INSTRUCTIONS FOR THE TASK >> Output the entries below exactly as written, omitting pictures.

RECORDS SUPPLIED >>
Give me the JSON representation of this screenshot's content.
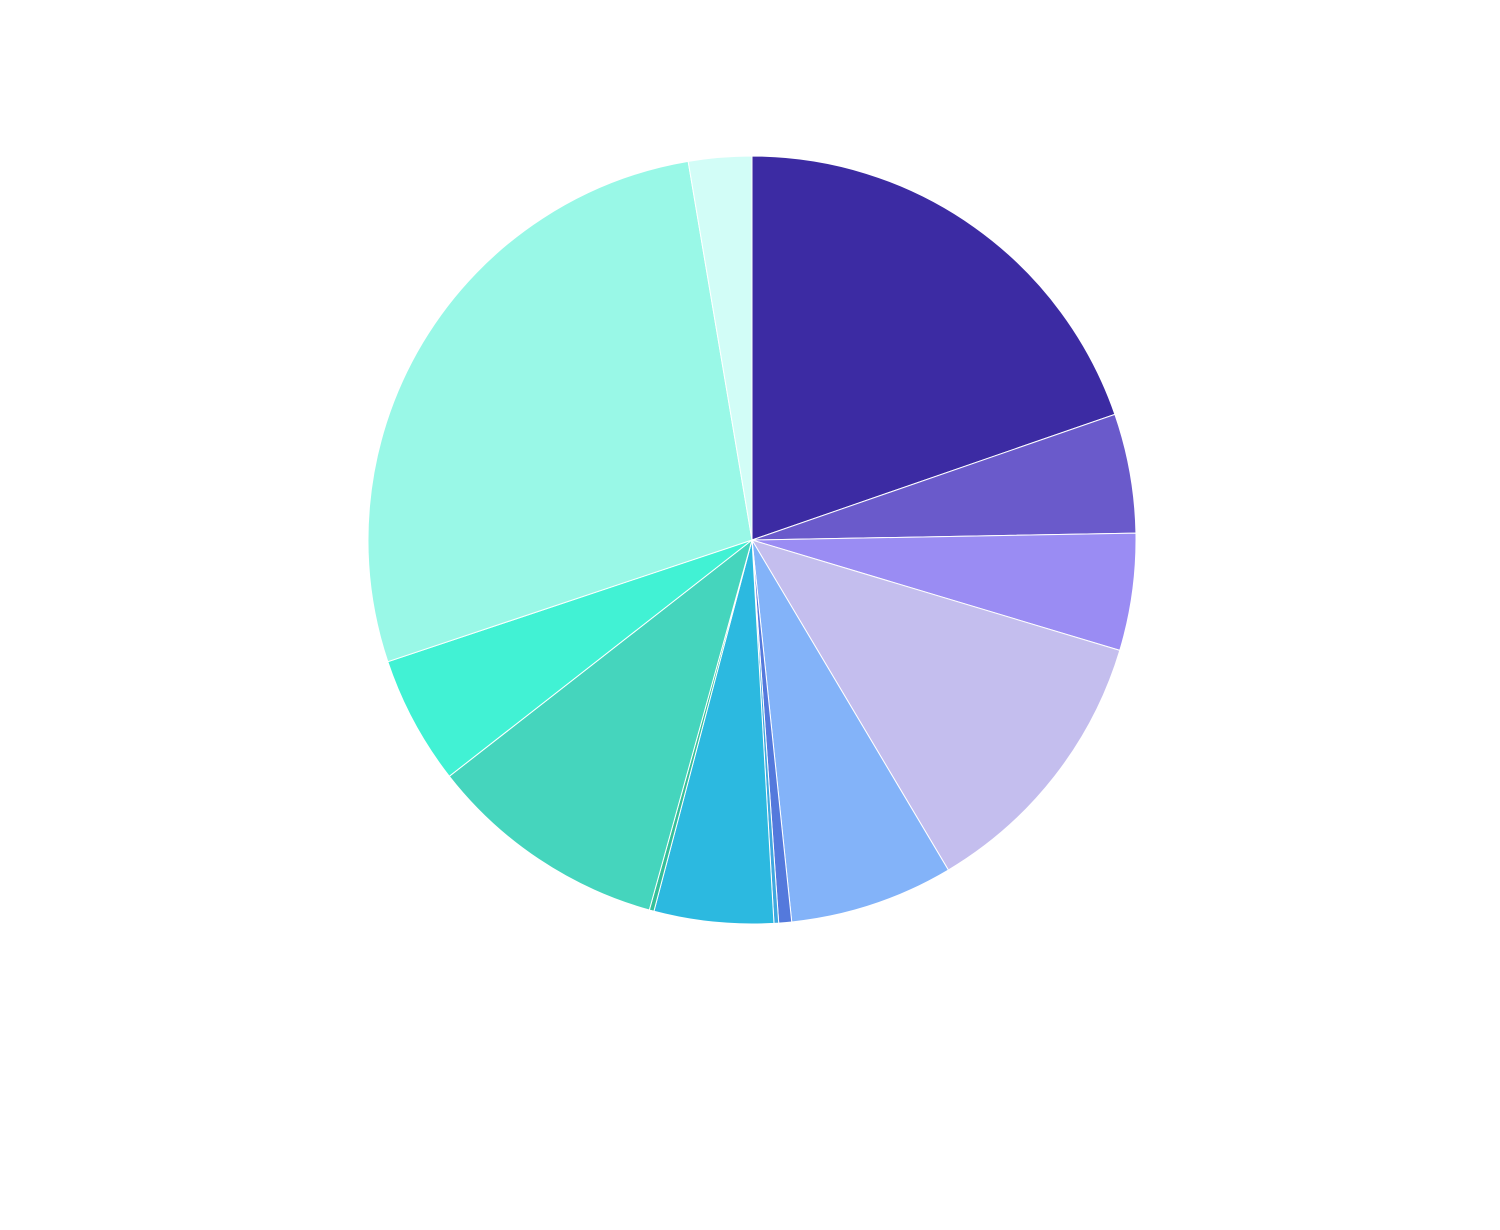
{
  "chart_data": {
    "type": "pie",
    "start_angle": "12-o'clock",
    "direction": "clockwise",
    "legend": "none",
    "slices": [
      {
        "value": 20.0,
        "color": "#3C2BA3"
      },
      {
        "value": 5.1,
        "color": "#6A5ACB"
      },
      {
        "value": 5.0,
        "color": "#9A8CF3"
      },
      {
        "value": 12.0,
        "color": "#C4BEEE"
      },
      {
        "value": 7.0,
        "color": "#83B3F9"
      },
      {
        "value": 0.55,
        "color": "#5479DC"
      },
      {
        "value": 0.2,
        "color": "#3FA8E0"
      },
      {
        "value": 5.1,
        "color": "#2CB9E0"
      },
      {
        "value": 0.2,
        "color": "#35C09A"
      },
      {
        "value": 10.3,
        "color": "#45D5BD"
      },
      {
        "value": 5.5,
        "color": "#41F2D4"
      },
      {
        "value": 27.9,
        "color": "#99F8E7"
      },
      {
        "value": 2.7,
        "color": "#D2FDF7"
      }
    ]
  }
}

FULL RESPONSE >>
Give me the JSON representation of this screenshot's content.
{
  "chart_data": {
    "type": "pie",
    "start_angle": "12-o'clock",
    "direction": "clockwise",
    "legend": "none",
    "slices": [
      {
        "value": 20.0,
        "color": "#3C2BA3"
      },
      {
        "value": 5.1,
        "color": "#6A5ACB"
      },
      {
        "value": 5.0,
        "color": "#9A8CF3"
      },
      {
        "value": 12.0,
        "color": "#C4BEEE"
      },
      {
        "value": 7.0,
        "color": "#83B3F9"
      },
      {
        "value": 0.55,
        "color": "#5479DC"
      },
      {
        "value": 0.2,
        "color": "#3FA8E0"
      },
      {
        "value": 5.1,
        "color": "#2CB9E0"
      },
      {
        "value": 0.2,
        "color": "#35C09A"
      },
      {
        "value": 10.3,
        "color": "#45D5BD"
      },
      {
        "value": 5.5,
        "color": "#41F2D4"
      },
      {
        "value": 27.9,
        "color": "#99F8E7"
      },
      {
        "value": 2.7,
        "color": "#D2FDF7"
      }
    ]
  }
}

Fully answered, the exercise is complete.